Work to be completed
Copy each line exactly. Leave nothing out.

Rows from a figure dataset
------

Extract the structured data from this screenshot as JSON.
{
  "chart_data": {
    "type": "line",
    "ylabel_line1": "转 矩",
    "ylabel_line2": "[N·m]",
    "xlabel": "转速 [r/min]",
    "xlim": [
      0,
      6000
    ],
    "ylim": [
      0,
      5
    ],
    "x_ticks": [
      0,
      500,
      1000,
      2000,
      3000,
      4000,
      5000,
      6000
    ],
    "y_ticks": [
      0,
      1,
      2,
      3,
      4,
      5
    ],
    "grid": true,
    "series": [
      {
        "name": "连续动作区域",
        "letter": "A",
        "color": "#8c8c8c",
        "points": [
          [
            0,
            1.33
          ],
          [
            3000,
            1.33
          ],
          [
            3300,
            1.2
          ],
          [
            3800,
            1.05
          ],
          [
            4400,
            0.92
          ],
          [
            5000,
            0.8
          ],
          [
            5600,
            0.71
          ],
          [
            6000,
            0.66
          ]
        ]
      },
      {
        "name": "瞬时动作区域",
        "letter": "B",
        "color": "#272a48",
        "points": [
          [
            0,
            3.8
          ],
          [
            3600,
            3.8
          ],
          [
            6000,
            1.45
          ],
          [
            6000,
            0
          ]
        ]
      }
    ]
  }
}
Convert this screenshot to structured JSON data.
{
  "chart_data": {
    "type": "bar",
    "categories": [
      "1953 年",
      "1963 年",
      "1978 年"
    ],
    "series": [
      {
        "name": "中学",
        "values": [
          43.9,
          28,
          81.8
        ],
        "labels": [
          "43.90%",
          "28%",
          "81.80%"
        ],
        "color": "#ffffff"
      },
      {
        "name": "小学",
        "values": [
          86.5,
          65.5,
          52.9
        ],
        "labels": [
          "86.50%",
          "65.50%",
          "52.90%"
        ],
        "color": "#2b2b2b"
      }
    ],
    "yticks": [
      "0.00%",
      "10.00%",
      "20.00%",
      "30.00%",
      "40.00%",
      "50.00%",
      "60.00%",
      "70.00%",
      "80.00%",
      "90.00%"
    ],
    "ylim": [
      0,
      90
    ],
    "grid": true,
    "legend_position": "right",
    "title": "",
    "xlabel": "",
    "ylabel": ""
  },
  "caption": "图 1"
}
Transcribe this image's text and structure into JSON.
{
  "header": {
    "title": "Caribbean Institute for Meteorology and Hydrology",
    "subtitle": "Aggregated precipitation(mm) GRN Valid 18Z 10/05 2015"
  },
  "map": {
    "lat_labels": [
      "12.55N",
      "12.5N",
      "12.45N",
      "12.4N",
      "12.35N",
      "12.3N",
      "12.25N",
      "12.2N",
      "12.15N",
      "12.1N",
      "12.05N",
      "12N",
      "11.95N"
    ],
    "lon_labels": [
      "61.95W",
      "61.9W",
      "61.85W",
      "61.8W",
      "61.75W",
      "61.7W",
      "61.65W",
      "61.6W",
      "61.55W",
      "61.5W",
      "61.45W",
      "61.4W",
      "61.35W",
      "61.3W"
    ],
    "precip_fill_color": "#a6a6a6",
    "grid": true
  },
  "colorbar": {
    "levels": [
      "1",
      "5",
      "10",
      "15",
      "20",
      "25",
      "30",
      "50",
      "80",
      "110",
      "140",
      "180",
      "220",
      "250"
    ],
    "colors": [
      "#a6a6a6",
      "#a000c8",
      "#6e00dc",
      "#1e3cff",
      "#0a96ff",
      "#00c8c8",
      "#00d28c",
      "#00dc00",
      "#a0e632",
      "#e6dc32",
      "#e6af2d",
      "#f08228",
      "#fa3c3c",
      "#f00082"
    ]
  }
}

------

Reply
Extract the structured data from this screenshot as JSON.
{
  "chart_data": {
    "type": "line",
    "ylabel_line1": "转 矩",
    "ylabel_line2": "[N·m]",
    "xlabel": "转速 [r/min]",
    "xlim": [
      0,
      6000
    ],
    "ylim": [
      0,
      5
    ],
    "x_ticks": [
      0,
      500,
      1000,
      2000,
      3000,
      4000,
      5000,
      6000
    ],
    "y_ticks": [
      0,
      1,
      2,
      3,
      4,
      5
    ],
    "grid": true,
    "series": [
      {
        "name": "连续动作区域",
        "letter": "A",
        "color": "#8c8c8c",
        "points": [
          [
            0,
            1.33
          ],
          [
            3000,
            1.33
          ],
          [
            3300,
            1.2
          ],
          [
            3800,
            1.05
          ],
          [
            4400,
            0.92
          ],
          [
            5000,
            0.8
          ],
          [
            5600,
            0.71
          ],
          [
            6000,
            0.66
          ]
        ]
      },
      {
        "name": "瞬时动作区域",
        "letter": "B",
        "color": "#272a48",
        "points": [
          [
            0,
            3.8
          ],
          [
            3600,
            3.8
          ],
          [
            6000,
            1.45
          ],
          [
            6000,
            0
          ]
        ]
      }
    ]
  }
}
Convert this screenshot to structured JSON data.
{
  "chart_data": {
    "type": "bar",
    "categories": [
      "1953 年",
      "1963 年",
      "1978 年"
    ],
    "series": [
      {
        "name": "中学",
        "values": [
          43.9,
          28,
          81.8
        ],
        "labels": [
          "43.90%",
          "28%",
          "81.80%"
        ],
        "color": "#ffffff"
      },
      {
        "name": "小学",
        "values": [
          86.5,
          65.5,
          52.9
        ],
        "labels": [
          "86.50%",
          "65.50%",
          "52.90%"
        ],
        "color": "#2b2b2b"
      }
    ],
    "yticks": [
      "0.00%",
      "10.00%",
      "20.00%",
      "30.00%",
      "40.00%",
      "50.00%",
      "60.00%",
      "70.00%",
      "80.00%",
      "90.00%"
    ],
    "ylim": [
      0,
      90
    ],
    "grid": true,
    "legend_position": "right",
    "title": "",
    "xlabel": "",
    "ylabel": ""
  },
  "caption": "图 1"
}
Transcribe this image's text and structure into JSON.
{
  "header": {
    "title": "Caribbean Institute for Meteorology and Hydrology",
    "subtitle": "Aggregated precipitation(mm) GRN Valid 18Z 10/05 2015"
  },
  "map": {
    "lat_labels": [
      "12.55N",
      "12.5N",
      "12.45N",
      "12.4N",
      "12.35N",
      "12.3N",
      "12.25N",
      "12.2N",
      "12.15N",
      "12.1N",
      "12.05N",
      "12N",
      "11.95N"
    ],
    "lon_labels": [
      "61.95W",
      "61.9W",
      "61.85W",
      "61.8W",
      "61.75W",
      "61.7W",
      "61.65W",
      "61.6W",
      "61.55W",
      "61.5W",
      "61.45W",
      "61.4W",
      "61.35W",
      "61.3W"
    ],
    "precip_fill_color": "#a6a6a6",
    "grid": true
  },
  "colorbar": {
    "levels": [
      "1",
      "5",
      "10",
      "15",
      "20",
      "25",
      "30",
      "50",
      "80",
      "110",
      "140",
      "180",
      "220",
      "250"
    ],
    "colors": [
      "#a6a6a6",
      "#a000c8",
      "#6e00dc",
      "#1e3cff",
      "#0a96ff",
      "#00c8c8",
      "#00d28c",
      "#00dc00",
      "#a0e632",
      "#e6dc32",
      "#e6af2d",
      "#f08228",
      "#fa3c3c",
      "#f00082"
    ]
  }
}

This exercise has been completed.